EXERCISE GOAL
In this exercise, return the whole listing exactly, excluding any images.
— Begin DATA ENTRIES —
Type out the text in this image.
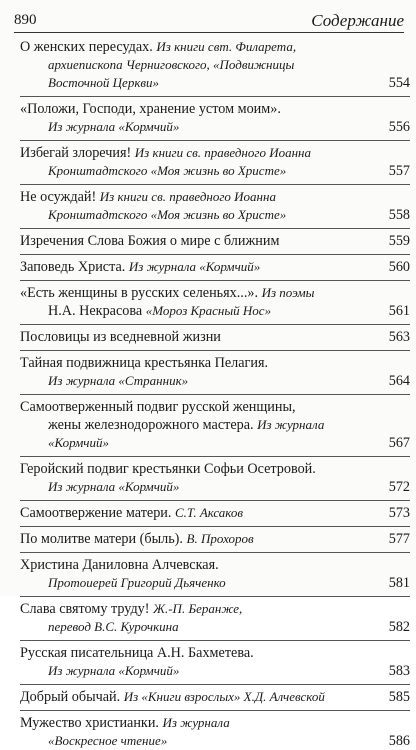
890	Содержание
О женских пересудах. Из книги свт. Филарета,
архиепископа Черниговского, «Подвижницы
Восточной Церкви»	554
«Положи, Господи, хранение устом моим».
Из журнала «Кормчий»	556
Избегай злоречия! Из книги св. праведного Иоанна
Кронштадтского «Моя жизнь во Христе»	557
Не осуждай! Из книги св. праведного Иоанна
Кронштадтского «Моя жизнь во Христе»	558
Изречения Слова Божия о мире с ближним	559
Заповедь Христа. Из журнала «Кормчий»	560
«Есть женщины в русских селеньях...». Из поэмы
Н.А. Некрасова «Мороз Красный Нос»	561
Пословицы из вседневной жизни	563
Тайная подвижница крестьянка Пелагия.
Из журнала «Странник»	564
Самоотверженный подвиг русской женщины,
жены железнодорожного мастера. Из журнала
«Кормчий»	567
Геройский подвиг крестьянки Софьи Осетровой.
Из журнала «Кормчий»	572
Самоотвержение матери. С.Т. Аксаков	573
По молитве матери (быль). В. Прохоров	577
Христина Даниловна Алчевская.
Протоиерей Григорий Дьяченко	581
Слава святому труду! Ж.-П. Беранже,
перевод В.С. Курочкина	582
Русская писательница А.Н. Бахметева.
Из журнала «Кормчий»	583
Добрый обычай. Из «Книги взрослых» Х.Д. Алчевской	585
Мужество христианки. Из журнала
«Воскресное чтение»	586
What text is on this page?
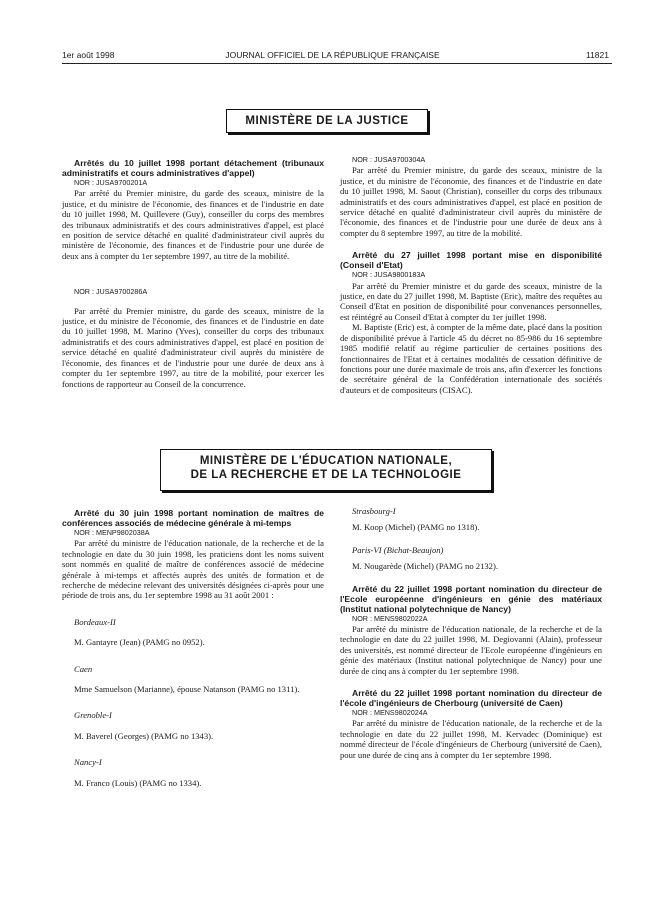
1er août 1998	JOURNAL OFFICIEL DE LA RÉPUBLIQUE FRANÇAISE	11821
MINISTÈRE DE LA JUSTICE

Arrêtés du 10 juillet 1998 portant détachement (tribunaux administratifs et cours administratives d'appel)

NOR : JUSA9700201A

Par arrêté du Premier ministre, du garde des sceaux, ministre de la justice, et du ministre de l'économie, des finances et de l'industrie en date du 10 juillet 1998, M. Quillevere (Guy), conseiller du corps des membres des tribunaux administratifs et des cours administratives d'appel, est placé en position de service détaché en qualité d'administrateur civil auprès du ministère de l'économie, des finances et de l'industrie pour une durée de deux ans à compter du 1er septembre 1997, au titre de la mobilité.

NOR : JUSA9700286A

Par arrêté du Premier ministre, du garde des sceaux, ministre de la justice, et du ministre de l'économie, des finances et de l'industrie en date du 10 juillet 1998, M. Marino (Yves), conseiller du corps des tribunaux administratifs et des cours administratives d'appel, est placé en position de service détaché en qualité d'administrateur civil auprès du ministère de l'économie, des finances et de l'industrie pour une durée de deux ans à compter du 1er septembre 1997, au titre de la mobilité, pour exercer les fonctions de rapporteur au Conseil de la concurrence.

NOR : JUSA9700304A

Par arrêté du Premier ministre, du garde des sceaux, ministre de la justice, et du ministre de l'économie, des finances et de l'industrie en date du 10 juillet 1998, M. Saout (Christian), conseiller du corps des tribunaux administratifs et des cours administratives d'appel, est placé en position de service détaché en qualité d'administrateur civil auprès du ministère de l'économie, des finances et de l'industrie pour une durée de deux ans à compter du 8 septembre 1997, au titre de la mobilité.

Arrêté du 27 juillet 1998 portant mise en disponibilité (Conseil d'Etat)

NOR : JUSA9800183A

Par arrêté du Premier ministre et du garde des sceaux, ministre de la justice, en date du 27 juillet 1998, M. Baptiste (Eric), maître des requêtes au Conseil d'Etat en position de disponibilité pour convenances personnelles, est réintégré au Conseil d'Etat à compter du 1er juillet 1998.

M. Baptiste (Eric) est, à compter de la même date, placé dans la position de disponibilité prévue à l'article 45 du décret no 85-986 du 16 septembre 1985 modifié relatif au régime particulier de certaines positions des fonctionnaires de l'Etat et à certaines modalités de cessation définitive de fonctions pour une durée maximale de trois ans, afin d'exercer les fonctions de secrétaire général de la Confédération internationale des sociétés d'auteurs et de compositeurs (CISAC).

MINISTÈRE DE L'ÉDUCATION NATIONALE,
DE LA RECHERCHE ET DE LA TECHNOLOGIE

Arrêté du 30 juin 1998 portant nomination de maîtres de conférences associés de médecine générale à mi-temps

NOR : MENP9802038A

Par arrêté du ministre de l'éducation nationale, de la recherche et de la technologie en date du 30 juin 1998, les praticiens dont les noms suivent sont nommés en qualité de maître de conférences associé de médecine générale à mi-temps et affectés auprès des unités de formation et de recherche de médecine relevant des universités désignées ci-après pour une période de trois ans, du 1er septembre 1998 au 31 août 2001 :

Bordeaux-II

M. Gantayre (Jean) (PAMG no 0952).

Caen

Mme Samuelson (Marianne), épouse Natanson (PAMG no 1311).

Grenoble-I

M. Baverel (Georges) (PAMG no 1343).

Nancy-I

M. Franco (Louis) (PAMG no 1334).

Strasbourg-I

M. Koop (Michel) (PAMG no 1318).

Paris-VI (Bichat-Beaujon)

M. Nougarède (Michel) (PAMG no 2132).

Arrêté du 22 juillet 1998 portant nomination du directeur de l'Ecole européenne d'ingénieurs en génie des matériaux (Institut national polytechnique de Nancy)

NOR : MENS9802022A

Par arrêté du ministre de l'éducation nationale, de la recherche et de la technologie en date du 22 juillet 1998, M. Degiovanni (Alain), professeur des universités, est nommé directeur de l'Ecole européenne d'ingénieurs en génie des matériaux (Institut national polytechnique de Nancy) pour une durée de cinq ans à compter du 1er septembre 1998.

Arrêté du 22 juillet 1998 portant nomination du directeur de l'école d'ingénieurs de Cherbourg (université de Caen)

NOR : MENS9802024A

Par arrêté du ministre de l'éducation nationale, de la recherche et de la technologie en date du 22 juillet 1998, M. Kervadec (Dominique) est nommé directeur de l'école d'ingénieurs de Cherbourg (université de Caen), pour une durée de cinq ans à compter du 1er septembre 1998.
— End DATA ENTRIES —
CORRECT RESPONSE
Type out the text in this image.
890	Содержание
О женских пересудах. Из книги свт. Филарета,
архиепископа Черниговского, «Подвижницы
Восточной Церкви»	554
«Положи, Господи, хранение устом моим».
Из журнала «Кормчий»	556
Избегай злоречия! Из книги св. праведного Иоанна
Кронштадтского «Моя жизнь во Христе»	557
Не осуждай! Из книги св. праведного Иоанна
Кронштадтского «Моя жизнь во Христе»	558
Изречения Слова Божия о мире с ближним	559
Заповедь Христа. Из журнала «Кормчий»	560
«Есть женщины в русских селеньях...». Из поэмы
Н.А. Некрасова «Мороз Красный Нос»	561
Пословицы из вседневной жизни	563
Тайная подвижница крестьянка Пелагия.
Из журнала «Странник»	564
Самоотверженный подвиг русской женщины,
жены железнодорожного мастера. Из журнала
«Кормчий»	567
Геройский подвиг крестьянки Софьи Осетровой.
Из журнала «Кормчий»	572
Самоотвержение матери. С.Т. Аксаков	573
По молитве матери (быль). В. Прохоров	577
Христина Даниловна Алчевская.
Протоиерей Григорий Дьяченко	581
Слава святому труду! Ж.-П. Беранже,
перевод В.С. Курочкина	582
Русская писательница А.Н. Бахметева.
Из журнала «Кормчий»	583
Добрый обычай. Из «Книги взрослых» Х.Д. Алчевской	585
Мужество христианки. Из журнала
«Воскресное чтение»	586
What text is on this page?
1er août 1998	JOURNAL OFFICIEL DE LA RÉPUBLIQUE FRANÇAISE	11821
MINISTÈRE DE LA JUSTICE

Arrêtés du 10 juillet 1998 portant détachement (tribunaux administratifs et cours administratives d'appel)

NOR : JUSA9700201A

Par arrêté du Premier ministre, du garde des sceaux, ministre de la justice, et du ministre de l'économie, des finances et de l'industrie en date du 10 juillet 1998, M. Quillevere (Guy), conseiller du corps des membres des tribunaux administratifs et des cours administratives d'appel, est placé en position de service détaché en qualité d'administrateur civil auprès du ministère de l'économie, des finances et de l'industrie pour une durée de deux ans à compter du 1er septembre 1997, au titre de la mobilité.

NOR : JUSA9700286A

Par arrêté du Premier ministre, du garde des sceaux, ministre de la justice, et du ministre de l'économie, des finances et de l'industrie en date du 10 juillet 1998, M. Marino (Yves), conseiller du corps des tribunaux administratifs et des cours administratives d'appel, est placé en position de service détaché en qualité d'administrateur civil auprès du ministère de l'économie, des finances et de l'industrie pour une durée de deux ans à compter du 1er septembre 1997, au titre de la mobilité, pour exercer les fonctions de rapporteur au Conseil de la concurrence.

NOR : JUSA9700304A

Par arrêté du Premier ministre, du garde des sceaux, ministre de la justice, et du ministre de l'économie, des finances et de l'industrie en date du 10 juillet 1998, M. Saout (Christian), conseiller du corps des tribunaux administratifs et des cours administratives d'appel, est placé en position de service détaché en qualité d'administrateur civil auprès du ministère de l'économie, des finances et de l'industrie pour une durée de deux ans à compter du 8 septembre 1997, au titre de la mobilité.

Arrêté du 27 juillet 1998 portant mise en disponibilité (Conseil d'Etat)

NOR : JUSA9800183A

Par arrêté du Premier ministre et du garde des sceaux, ministre de la justice, en date du 27 juillet 1998, M. Baptiste (Eric), maître des requêtes au Conseil d'Etat en position de disponibilité pour convenances personnelles, est réintégré au Conseil d'Etat à compter du 1er juillet 1998.

M. Baptiste (Eric) est, à compter de la même date, placé dans la position de disponibilité prévue à l'article 45 du décret no 85-986 du 16 septembre 1985 modifié relatif au régime particulier de certaines positions des fonctionnaires de l'Etat et à certaines modalités de cessation définitive de fonctions pour une durée maximale de trois ans, afin d'exercer les fonctions de secrétaire général de la Confédération internationale des sociétés d'auteurs et de compositeurs (CISAC).

MINISTÈRE DE L'ÉDUCATION NATIONALE,
DE LA RECHERCHE ET DE LA TECHNOLOGIE

Arrêté du 30 juin 1998 portant nomination de maîtres de conférences associés de médecine générale à mi-temps

NOR : MENP9802038A

Par arrêté du ministre de l'éducation nationale, de la recherche et de la technologie en date du 30 juin 1998, les praticiens dont les noms suivent sont nommés en qualité de maître de conférences associé de médecine générale à mi-temps et affectés auprès des unités de formation et de recherche de médecine relevant des universités désignées ci-après pour une période de trois ans, du 1er septembre 1998 au 31 août 2001 :

Bordeaux-II

M. Gantayre (Jean) (PAMG no 0952).

Caen

Mme Samuelson (Marianne), épouse Natanson (PAMG no 1311).

Grenoble-I

M. Baverel (Georges) (PAMG no 1343).

Nancy-I

M. Franco (Louis) (PAMG no 1334).

Strasbourg-I

M. Koop (Michel) (PAMG no 1318).

Paris-VI (Bichat-Beaujon)

M. Nougarède (Michel) (PAMG no 2132).

Arrêté du 22 juillet 1998 portant nomination du directeur de l'Ecole européenne d'ingénieurs en génie des matériaux (Institut national polytechnique de Nancy)

NOR : MENS9802022A

Par arrêté du ministre de l'éducation nationale, de la recherche et de la technologie en date du 22 juillet 1998, M. Degiovanni (Alain), professeur des universités, est nommé directeur de l'Ecole européenne d'ingénieurs en génie des matériaux (Institut national polytechnique de Nancy) pour une durée de cinq ans à compter du 1er septembre 1998.

Arrêté du 22 juillet 1998 portant nomination du directeur de l'école d'ingénieurs de Cherbourg (université de Caen)

NOR : MENS9802024A

Par arrêté du ministre de l'éducation nationale, de la recherche et de la technologie en date du 22 juillet 1998, M. Kervadec (Dominique) est nommé directeur de l'école d'ingénieurs de Cherbourg (université de Caen), pour une durée de cinq ans à compter du 1er septembre 1998.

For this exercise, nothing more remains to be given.